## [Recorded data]

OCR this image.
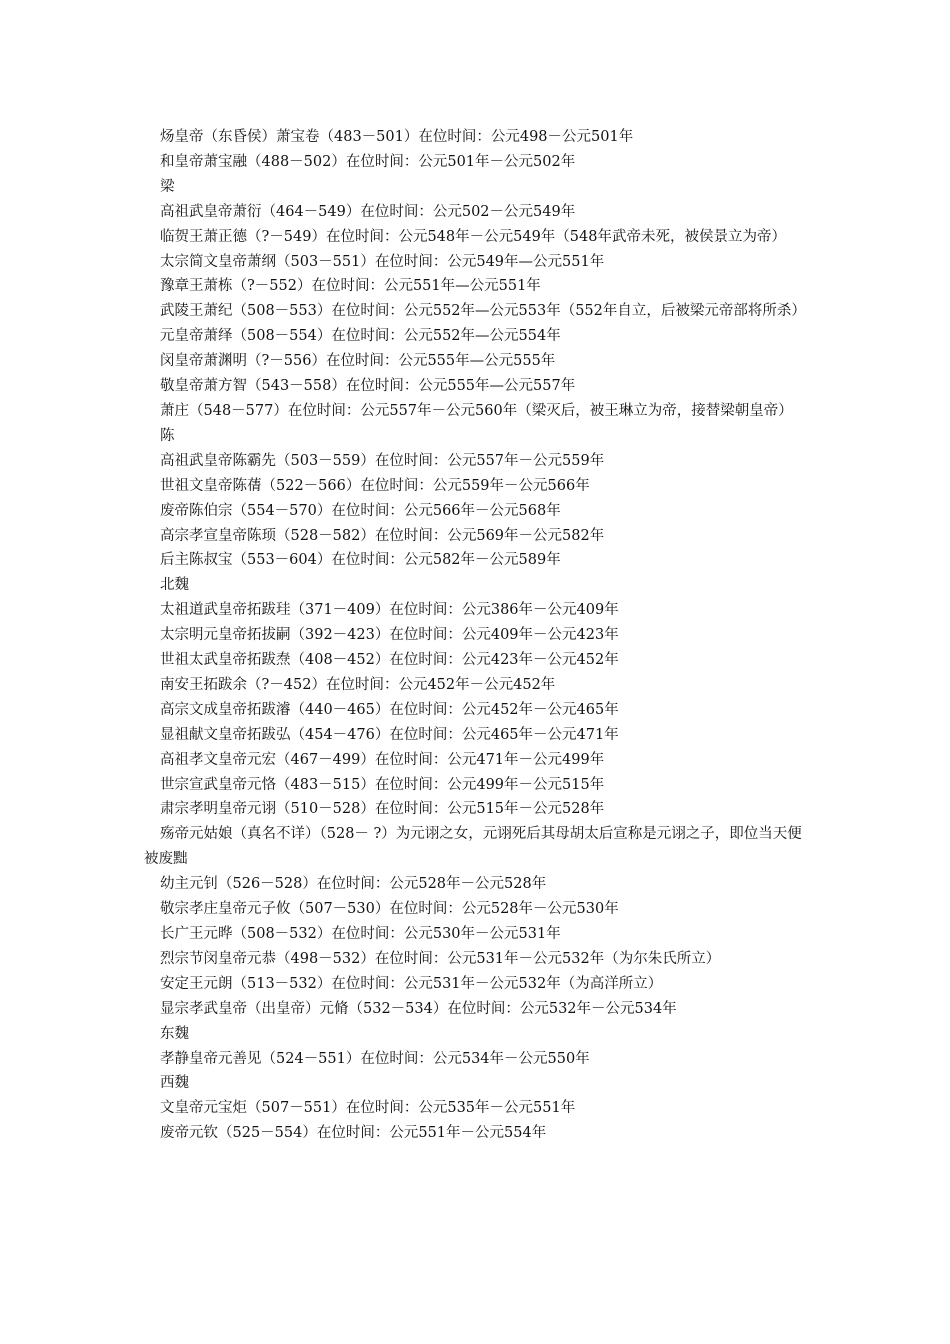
炀皇帝（东昏侯）萧宝卷（483－501）在位时间：公元498－公元501年

和皇帝萧宝融（488－502）在位时间：公元501年－公元502年

梁

高祖武皇帝萧衍（464－549）在位时间：公元502－公元549年

临贺王萧正德（?－549）在位时间：公元548年－公元549年（548年武帝未死，被侯景立为帝）

太宗简文皇帝萧纲（503－551）在位时间：公元549年—公元551年

豫章王萧栋（?－552）在位时间：公元551年—公元551年

武陵王萧纪（508－553）在位时间：公元552年—公元553年（552年自立，后被梁元帝部将所杀）

元皇帝萧绎（508－554）在位时间：公元552年—公元554年

闵皇帝萧渊明（?－556）在位时间：公元555年—公元555年

敬皇帝萧方智（543－558）在位时间：公元555年—公元557年

萧庄（548－577）在位时间：公元557年－公元560年（梁灭后，被王琳立为帝，接替梁朝皇帝）

陈

高祖武皇帝陈霸先（503－559）在位时间：公元557年－公元559年

世祖文皇帝陈蒨（522－566）在位时间：公元559年－公元566年

废帝陈伯宗（554－570）在位时间：公元566年－公元568年

高宗孝宣皇帝陈顼（528－582）在位时间：公元569年－公元582年

后主陈叔宝（553－604）在位时间：公元582年－公元589年

北魏

太祖道武皇帝拓跋珪（371－409）在位时间：公元386年－公元409年

太宗明元皇帝拓拔嗣（392－423）在位时间：公元409年－公元423年

世祖太武皇帝拓跋焘（408－452）在位时间：公元423年－公元452年

南安王拓跋余（?－452）在位时间：公元452年－公元452年

高宗文成皇帝拓跋濬（440－465）在位时间：公元452年－公元465年

显祖献文皇帝拓跋弘（454－476）在位时间：公元465年－公元471年

高祖孝文皇帝元宏（467－499）在位时间：公元471年－公元499年

世宗宣武皇帝元恪（483－515）在位时间：公元499年－公元515年

肃宗孝明皇帝元诩（510－528）在位时间：公元515年－公元528年

殇帝元姑娘（真名不详）（528－ ?）为元诩之女，元诩死后其母胡太后宣称是元诩之子，即位当天便被废黜

幼主元钊（526－528）在位时间：公元528年－公元528年

敬宗孝庄皇帝元子攸（507－530）在位时间：公元528年－公元530年

长广王元晔（508－532）在位时间：公元530年－公元531年

烈宗节闵皇帝元恭（498－532）在位时间：公元531年－公元532年（为尔朱氏所立）

安定王元朗（513－532）在位时间：公元531年－公元532年（为高洋所立）

显宗孝武皇帝（出皇帝）元脩（532－534）在位时间：公元532年－公元534年

东魏

孝静皇帝元善见（524－551）在位时间：公元534年－公元550年

西魏

文皇帝元宝炬（507－551）在位时间：公元535年－公元551年

废帝元钦（525－554）在位时间：公元551年－公元554年
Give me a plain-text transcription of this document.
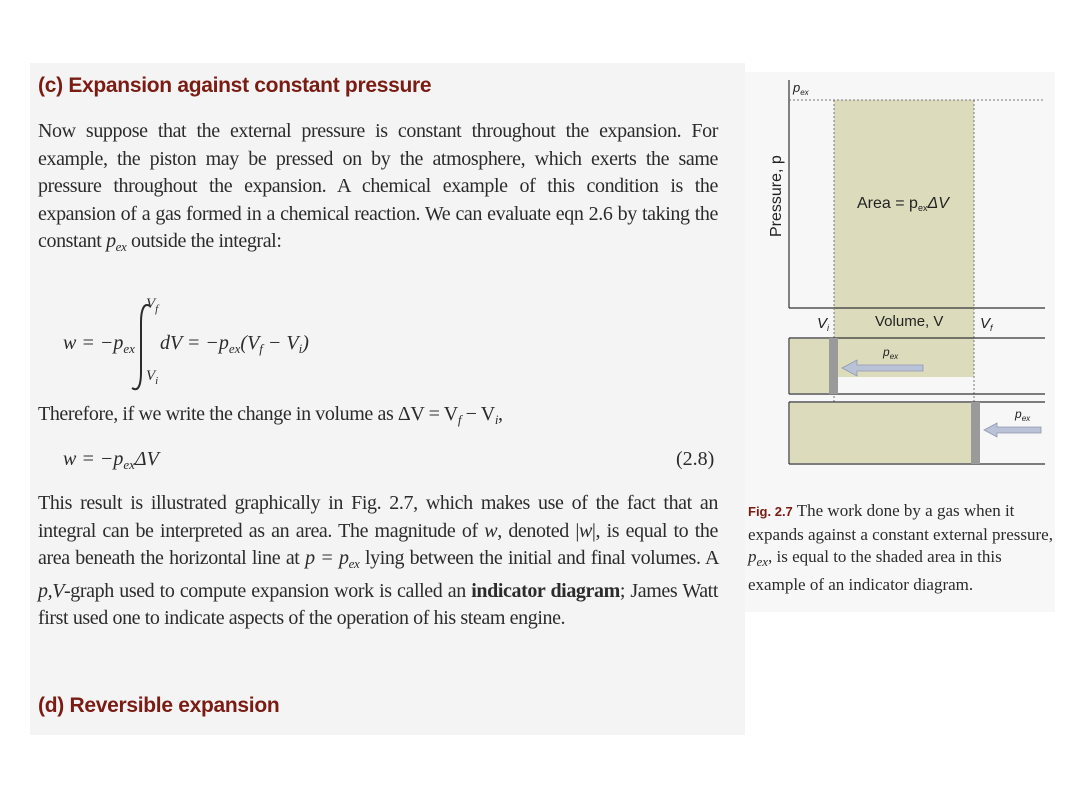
(c) Expansion against constant pressure
Now suppose that the external pressure is constant throughout the expansion. For example, the piston may be pressed on by the atmosphere, which exerts the same pressure throughout the expansion. A chemical example of this condition is the expansion of a gas formed in a chemical reaction. We can evaluate eqn 2.6 by taking the constant $p_{ex}$ outside the integral:
$w = -p_{ex}$
$V_f$
$V_i$
dV = $-p_{ex}(V_f - V_i)$
Therefore, if we write the change in volume as $\Delta V = V_f - V_i$,
$w = -p_{ex}\Delta V$	(2.8)
This result is illustrated graphically in Fig. 2.7, which makes use of the fact that an integral can be interpreted as an area. The magnitude of w, denoted |w|, is equal to the area beneath the horizontal line at $p = p_{ex}$ lying between the initial and final volumes. A p,V-graph used to compute expansion work is called an indicator diagram; James Watt first used one to indicate aspects of the operation of his steam engine.
(d) Reversible expansion
$p_{ex}$
Pressure, p	Area = pexΔV
$V_i$	Volume, V $V_f$
$p_{ex}$
$p_{ex}$
Fig. 2.7 The work done by a gas when it expands against a constant external pressure, $p_{ex}$, is equal to the shaded area in this example of an indicator diagram.
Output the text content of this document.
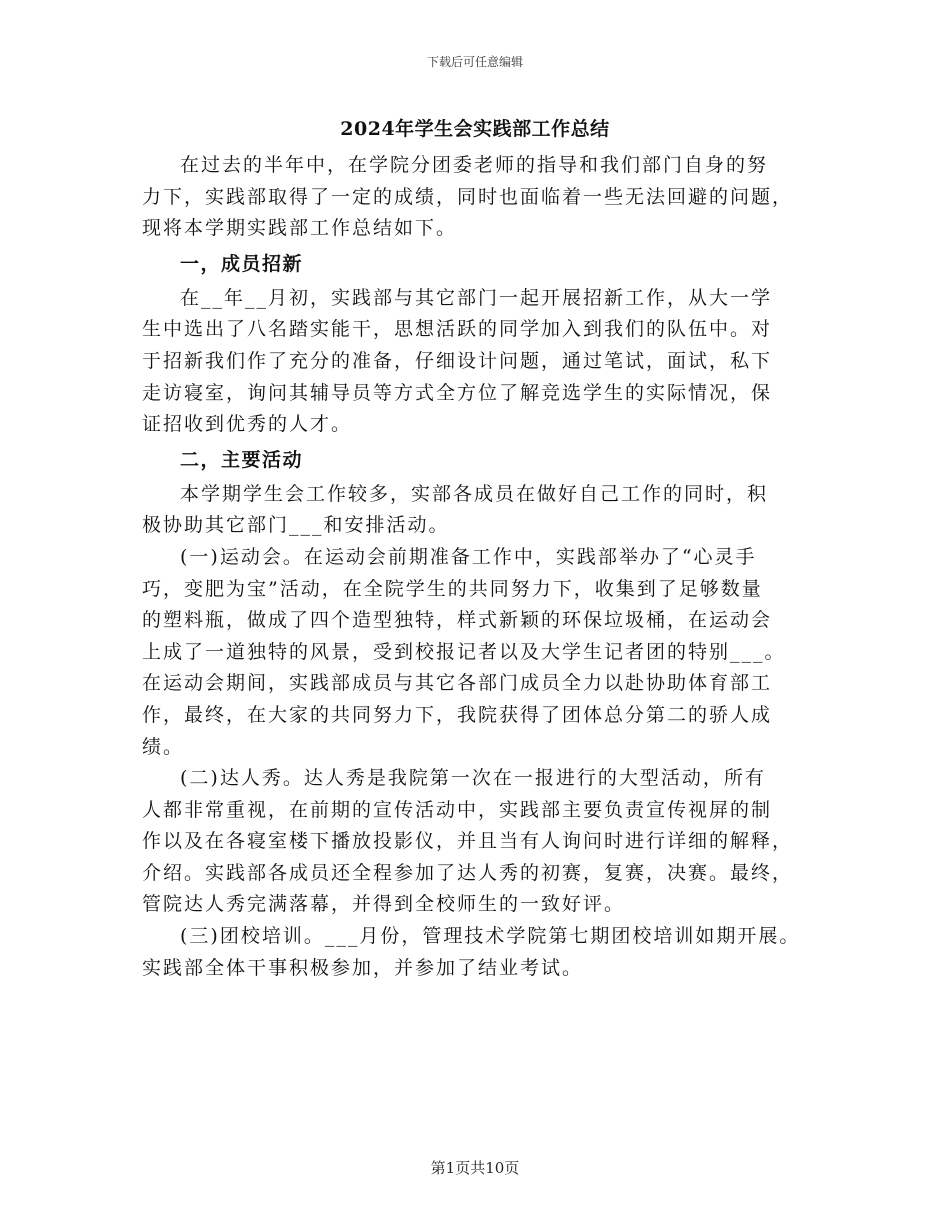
下载后可任意编辑
2024年学生会实践部工作总结
在过去的半年中，在学院分团委老师的指导和我们部门自身的努
力下，实践部取得了一定的成绩，同时也面临着一些无法回避的问题，
现将本学期实践部工作总结如下。
一，成员招新
在__年__月初，实践部与其它部门一起开展招新工作，从大一学
生中选出了八名踏实能干，思想活跃的同学加入到我们的队伍中。对
于招新我们作了充分的准备，仔细设计问题，通过笔试，面试，私下
走访寝室，询问其辅导员等方式全方位了解竞选学生的实际情况，保
证招收到优秀的人才。
二，主要活动
本学期学生会工作较多，实部各成员在做好自己工作的同时，积
极协助其它部门___和安排活动。
(一)运动会。在运动会前期准备工作中，实践部举办了“心灵手
巧，变肥为宝”活动，在全院学生的共同努力下，收集到了足够数量
的塑料瓶，做成了四个造型独特，样式新颖的环保垃圾桶，在运动会
上成了一道独特的风景，受到校报记者以及大学生记者团的特别___。
在运动会期间，实践部成员与其它各部门成员全力以赴协助体育部工
作，最终，在大家的共同努力下，我院获得了团体总分第二的骄人成
绩。
(二)达人秀。达人秀是我院第一次在一报进行的大型活动，所有
人都非常重视，在前期的宣传活动中，实践部主要负责宣传视屏的制
作以及在各寝室楼下播放投影仪，并且当有人询问时进行详细的解释，
介绍。实践部各成员还全程参加了达人秀的初赛，复赛，决赛。最终，
管院达人秀完满落幕，并得到全校师生的一致好评。
(三)团校培训。___月份，管理技术学院第七期团校培训如期开展。
实践部全体干事积极参加，并参加了结业考试。
第1页共10页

## [Short task]
Collect every line with the string "text" from the records, and copy each.

## [Written answer]
Give me a plain-text transcription of this document.
Output the text content of this document.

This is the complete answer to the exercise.